[Start of Records provided]
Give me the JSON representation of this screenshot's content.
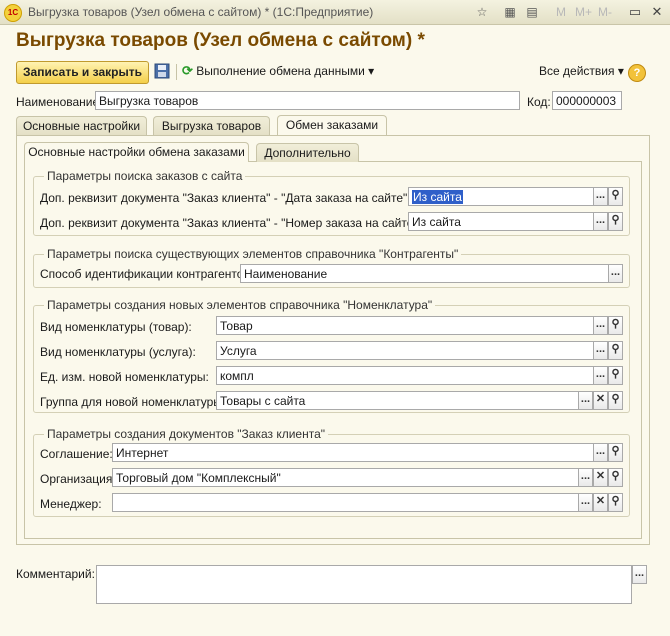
{
  "titlebar": {
    "logo_text": "1С",
    "title": "Выгрузка товаров (Узел обмена с сайтом) * (1С:Предприятие)",
    "mem": [
      "M",
      "M+",
      "M-"
    ],
    "icons": [
      "star-icon",
      "calculator-icon",
      "calendar-icon",
      "minimize-icon",
      "close-icon"
    ]
  },
  "form": {
    "title": "Выгрузка товаров (Узел обмена с сайтом) *"
  },
  "toolbar": {
    "save_close_label": "Записать и закрыть",
    "exchange_label": "Выполнение обмена данными",
    "all_actions_label": "Все действия",
    "help_label": "?"
  },
  "header_fields": {
    "name_label": "Наименование:",
    "name_value": "Выгрузка товаров",
    "code_label": "Код:",
    "code_value": "000000003"
  },
  "tabs": [
    {
      "label": "Основные настройки"
    },
    {
      "label": "Выгрузка товаров"
    },
    {
      "label": "Обмен заказами"
    }
  ],
  "subtabs": [
    {
      "label": "Основные настройки обмена заказами"
    },
    {
      "label": "Дополнительно"
    }
  ],
  "groups": {
    "search": {
      "title": "Параметры поиска заказов с сайта",
      "fields": [
        {
          "label": "Доп. реквизит документа \"Заказ клиента\" - \"Дата заказа на сайте\":",
          "value": "Из сайта"
        },
        {
          "label": "Доп. реквизит документа \"Заказ клиента\" - \"Номер заказа на сайте\":",
          "value": "Из сайта"
        }
      ]
    },
    "contractors": {
      "title": "Параметры поиска существующих элементов справочника \"Контрагенты\"",
      "fields": [
        {
          "label": "Способ идентификации контрагентов:",
          "value": "Наименование"
        }
      ]
    },
    "nomenclature": {
      "title": "Параметры создания новых элементов справочника \"Номенклатура\"",
      "fields": [
        {
          "label": "Вид номенклатуры (товар):",
          "value": "Товар"
        },
        {
          "label": "Вид номенклатуры (услуга):",
          "value": "Услуга"
        },
        {
          "label": "Ед. изм. новой номенклатуры:",
          "value": "компл"
        },
        {
          "label": "Группа для новой номенклатуры:",
          "value": "Товары с сайта"
        }
      ]
    },
    "orders": {
      "title": "Параметры создания документов \"Заказ клиента\"",
      "fields": [
        {
          "label": "Соглашение:",
          "value": "Интернет"
        },
        {
          "label": "Организация:",
          "value": "Торговый дом \"Комплексный\""
        },
        {
          "label": "Менеджер:",
          "value": ""
        }
      ]
    }
  },
  "comment": {
    "label": "Комментарий:",
    "value": ""
  },
  "glyphs": {
    "ellipsis": "...",
    "search": "⚲",
    "clear": "✕",
    "dropdown": "▾"
  },
  "colors": {
    "title_color": "#7a4a00",
    "primary_button": "#f4cf4a",
    "selection": "#2f5fc9"
  }
}
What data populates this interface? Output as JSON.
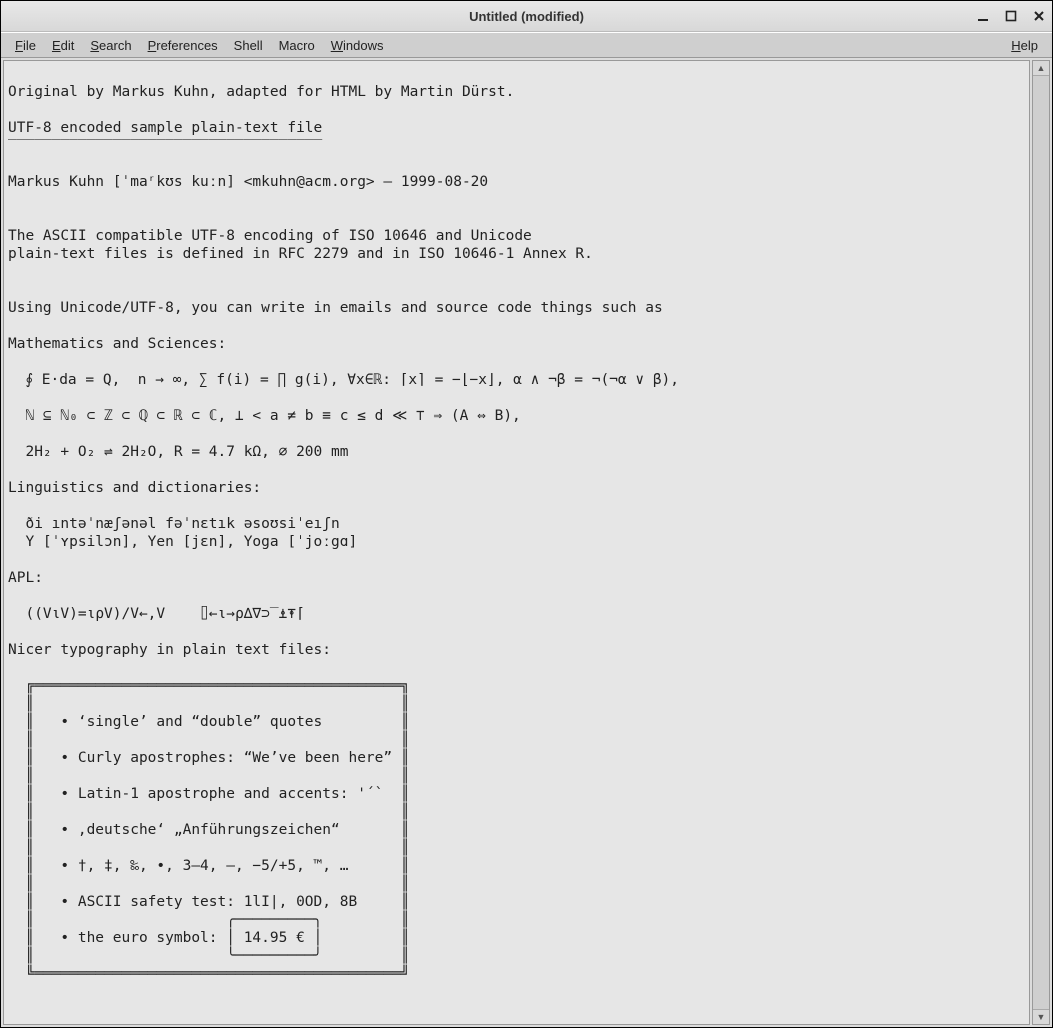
{
  "window": {
    "title": "Untitled (modified)"
  },
  "menubar": {
    "file": "File",
    "edit": "Edit",
    "search": "Search",
    "preferences": "Preferences",
    "shell": "Shell",
    "macro": "Macro",
    "windows": "Windows",
    "help": "Help"
  },
  "editor": {
    "content": "\nOriginal by Markus Kuhn, adapted for HTML by Martin Dürst.\n\nUTF-8 encoded sample plain-text file\n‾‾‾‾‾‾‾‾‾‾‾‾‾‾‾‾‾‾‾‾‾‾‾‾‾‾‾‾‾‾‾‾‾‾‾‾\n\nMarkus Kuhn [ˈmaʳkʊs kuːn] <mkuhn@acm.org> — 1999-08-20\n\n\nThe ASCII compatible UTF-8 encoding of ISO 10646 and Unicode\nplain-text files is defined in RFC 2279 and in ISO 10646-1 Annex R.\n\n\nUsing Unicode/UTF-8, you can write in emails and source code things such as\n\nMathematics and Sciences:\n\n  ∮ E⋅da = Q,  n → ∞, ∑ f(i) = ∏ g(i), ∀x∈ℝ: ⌈x⌉ = −⌊−x⌋, α ∧ ¬β = ¬(¬α ∨ β),\n\n  ℕ ⊆ ℕ₀ ⊂ ℤ ⊂ ℚ ⊂ ℝ ⊂ ℂ, ⊥ < a ≠ b ≡ c ≤ d ≪ ⊤ ⇒ (A ⇔ B),\n\n  2H₂ + O₂ ⇌ 2H₂O, R = 4.7 kΩ, ⌀ 200 mm\n\nLinguistics and dictionaries:\n\n  ði ıntəˈnæʃənəl fəˈnɛtık əsoʊsiˈeıʃn\n  Y [ˈʏpsilɔn], Yen [jɛn], Yoga [ˈjoːgɑ]\n\nAPL:\n\n  ((V⍳V)=⍳⍴V)/V←,V    ⌷←⍳→⍴∆∇⊃‾⍎⍕⌈\n\nNicer typography in plain text files:\n\n  ╔══════════════════════════════════════════╗\n  ║                                          ║\n  ║   • ‘single’ and “double” quotes         ║\n  ║                                          ║\n  ║   • Curly apostrophes: “We’ve been here” ║\n  ║                                          ║\n  ║   • Latin-1 apostrophe and accents: '´`  ║\n  ║                                          ║\n  ║   • ‚deutsche‘ „Anführungszeichen“       ║\n  ║                                          ║\n  ║   • †, ‡, ‰, •, 3–4, —, −5/+5, ™, …      ║\n  ║                                          ║\n  ║   • ASCII safety test: 1lI|, 0OD, 8B     ║\n  ║                      ╭─────────╮         ║\n  ║   • the euro symbol: │ 14.95 € │         ║\n  ║                      ╰─────────╯         ║\n  ╚══════════════════════════════════════════╝\n"
  }
}
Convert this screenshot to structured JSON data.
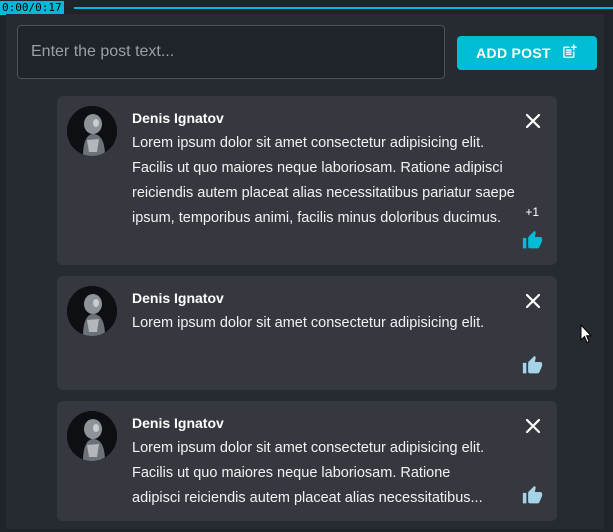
{
  "player": {
    "timecode": "0:00/0:17"
  },
  "composer": {
    "placeholder": "Enter the post text...",
    "add_label": "ADD POST",
    "add_icon": "post-add-icon"
  },
  "colors": {
    "accent": "#00bcd4",
    "background": "#1f232a",
    "card": "#363840",
    "like_liked": "#00bcd4",
    "like_unliked": "#a6d4e6"
  },
  "posts": [
    {
      "author": "Denis Ignatov",
      "text": "Lorem ipsum dolor sit amet consectetur adipisicing elit. Facilis ut quo maiores neque laboriosam. Ratione adipisci reiciendis autem placeat alias necessitatibus pariatur saepe ipsum, temporibus animi, facilis minus doloribus ducimus.",
      "like_count": "+1",
      "liked": true
    },
    {
      "author": "Denis Ignatov",
      "text": "Lorem ipsum dolor sit amet consectetur adipisicing elit.",
      "like_count": "",
      "liked": false
    },
    {
      "author": "Denis Ignatov",
      "text_line1": "Lorem ipsum dolor sit amet consectetur adipisicing elit.",
      "text_line2": "Facilis ut quo maiores neque laboriosam. Ratione",
      "text_line3": "adipisci reiciendis autem placeat alias necessitatibus...",
      "like_count": "",
      "liked": false
    }
  ]
}
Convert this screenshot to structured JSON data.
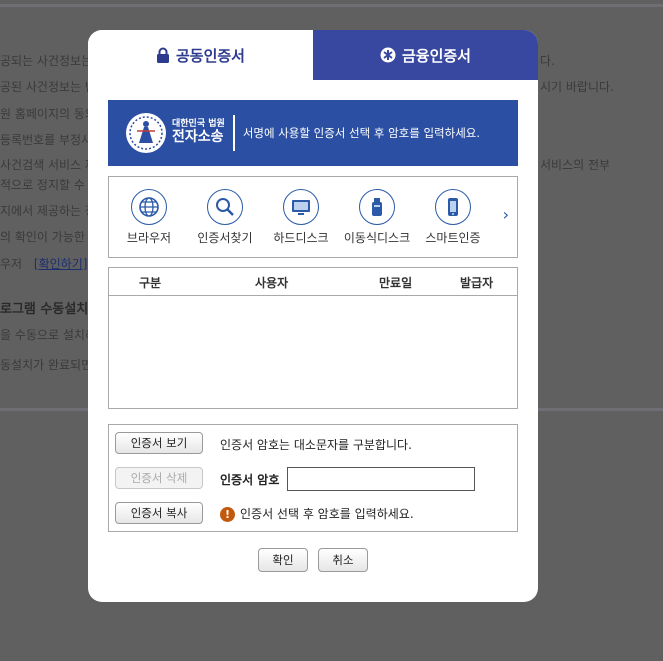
{
  "background": {
    "lines": [
      "공되는 사건정보는",
      "공된 사건정보는 반",
      "원 홈페이지의 동의",
      "등록번호를 부정사",
      "사건검색 서비스 제",
      "적으로 정지할 수",
      "지에서 제공하는 정",
      "의 확인이 가능한 ",
      "우저",
      "로그램 수동설치",
      "을 수동으로 설치하",
      "동설치가 완료되면"
    ],
    "right_lines": [
      "다.",
      "시기 바랍니다.",
      "서비스의 전부"
    ],
    "link": "[확인하기]"
  },
  "tabs": {
    "public_cert": "공동인증서",
    "financial_cert": "금융인증서"
  },
  "banner": {
    "brand_small": "대한민국 법원",
    "brand_big": "전자소송",
    "message": "서명에 사용할 인증서 선택 후 암호를 입력하세요."
  },
  "media": [
    {
      "label": "브라우저",
      "icon": "globe-icon"
    },
    {
      "label": "인증서찾기",
      "icon": "magnifier-icon"
    },
    {
      "label": "하드디스크",
      "icon": "monitor-icon"
    },
    {
      "label": "이동식디스크",
      "icon": "usb-icon"
    },
    {
      "label": "스마트인증",
      "icon": "smartphone-icon"
    }
  ],
  "table": {
    "headers": [
      "구분",
      "사용자",
      "만료일",
      "발급자"
    ]
  },
  "controls": {
    "view_button": "인증서 보기",
    "delete_button": "인증서 삭제",
    "copy_button": "인증서 복사",
    "case_note": "인증서 암호는 대소문자를 구분합니다.",
    "password_label": "인증서 암호",
    "password_value": "",
    "hint": "인증서 선택 후 암호를 입력하세요."
  },
  "footer": {
    "ok": "확인",
    "cancel": "취소"
  },
  "colors": {
    "tab_active_text": "#2d3b8f",
    "tab_inactive_bg": "#3847a0",
    "banner_bg": "#2a4fa3",
    "warning": "#c25a0d"
  }
}
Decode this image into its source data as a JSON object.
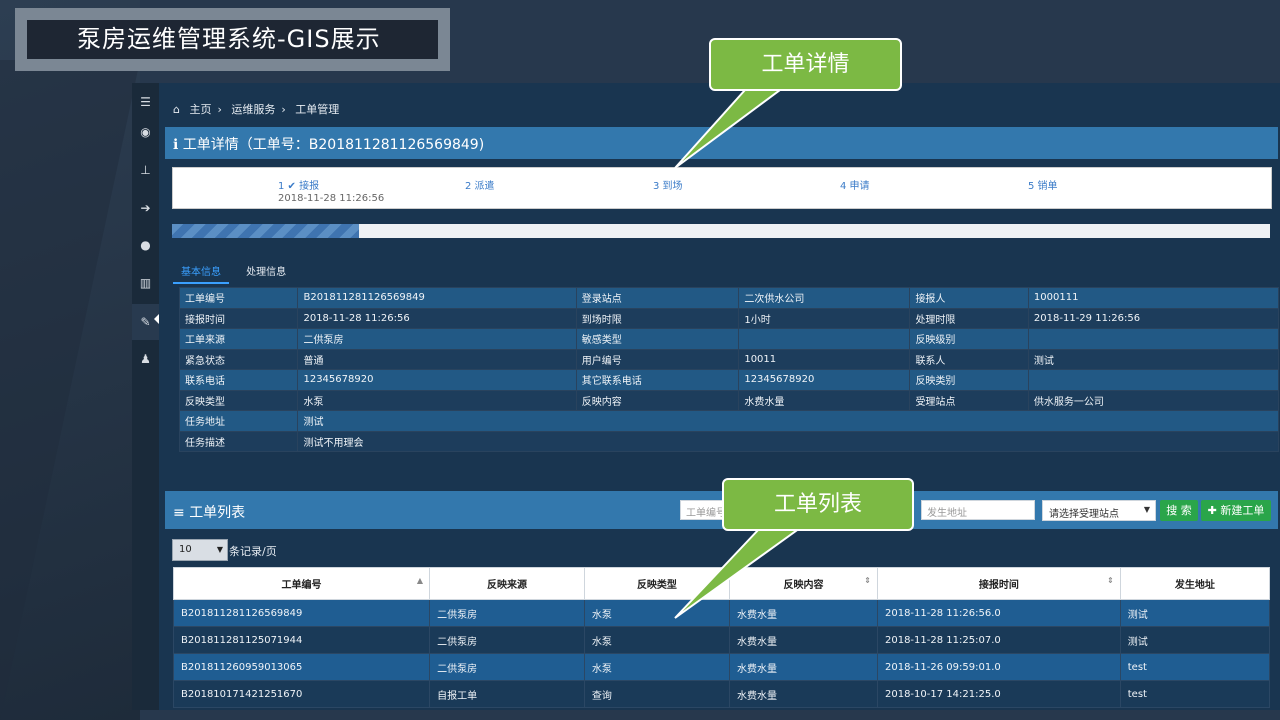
[End of Records provided]
● **What is needed**:
Give the count of lines in the listing that hold the word "Основные", with no other text.

● **Answer**:
2